- Passage extrait -
Au lendemain du 7 février 1986, on croyait que le fils du monstre parti, la chasse aux macoutes  déclenchée avec espoir de justice, le pays allait amorcer un tournant en direction de la démocratie. Hélas non! La disparition sans lendemain du jeune Charlot Jacquelin allait nous dessiller les yeux. En cascade, le peuple haïtien a été victime à la ruelle Vaillant, à l’église St. Jean Bosco. Les fils et filles du peuple ont été assassinés en masse, dans tous les quartiers défavorisés de la capitale et ailleurs, à la suite du coup d’État le 30 septembre 1991. Au lendemain du rapt d’un président légitimement élu du 29 février 2004, il y en a eu un  nombre incalculable de partisans de l’ancien président Aristide qui ont été tués pour avoir manifesté leur refus de ce qui fut en fait un kidnapping. Ils sont tous ces Héros et Martyrs haïtiens inconnus qui n’ont jamais reçu de sépulture et qui sont déjà devenus ossements et cendre dans les charniers de Ti Tanyen.

- Problème à résoudre -
Prolongez le texte sur les martyrs haïtiens en reprenant juste après sa dernière phrase.

- Bloc de données -
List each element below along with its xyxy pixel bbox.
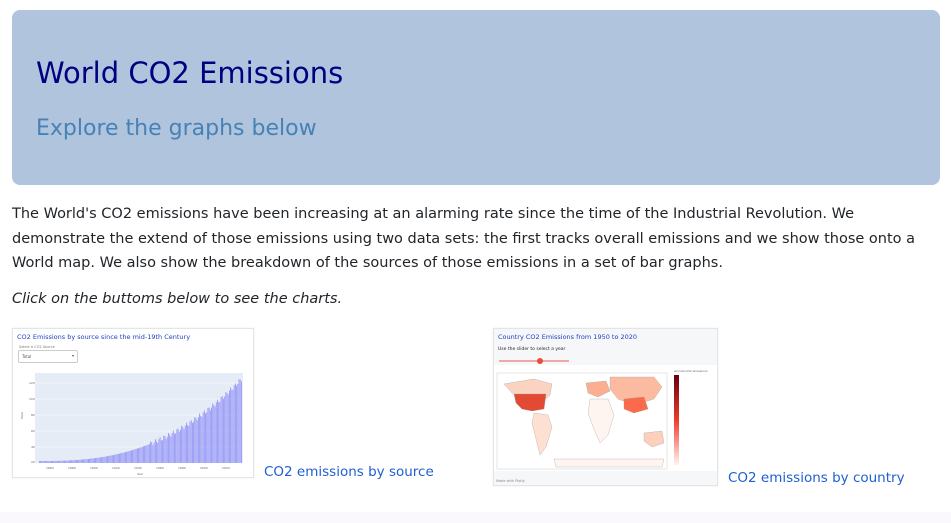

- Résultat obtenu -
« Se pou nou yo mouri, se nou ki pou leve yo». Fòk nou t a leve yo. Et pour ce faire, ma faible voix de progressiste militant en appelle à l’érection d’un monument en mémoire de tous ces héros et martyrs morts sans sépulture et dont nous ne saurons jamais les noms et prénoms, parce que fils et filles du peuple, parce que pitit Sò Yèt, parce que fils et filles de l’anonymat, des bourrasques de la misère créée et entretenue par l’ouragan Sam dont la force de destruction, d’appauvrissement des catégories opprimées ne s’est jamais abattue, et dont l’oeil pervers continue de happer sur son passage les démunis, les pauvres, les opprimés.

Ai-je besoin de vous dire que je ne m’attends pas à quelque miracle que ce soit ? Je connais nos politichiens. A quoi bon ressasser ces formules et qualificatifs presque surannés qui décrivent leur égoïsme, leur nombrilisme, leur absence d’intérêt pour tout ce qui est national, fierté nationale. Je prends comme exemple le cas de l’ancien premier ministre Jacques Edouard Alexis. Le 5 septembre 1998, notre grand Félix Morisseau, mon parrain, nous quittait. Lors de ses funérailles à Miami, Alexis s’exprimait ainsi : « En témoignage de fidélité à la mémoire du citoyen de Grand Gosier, le président de la république et le gouvernement s’engagent à mieux faire connaître l’œuvre de celui que l’on nomme parfois le ”Doyen de la littérature créole”. Lors, Alexis était ministre de la Culture.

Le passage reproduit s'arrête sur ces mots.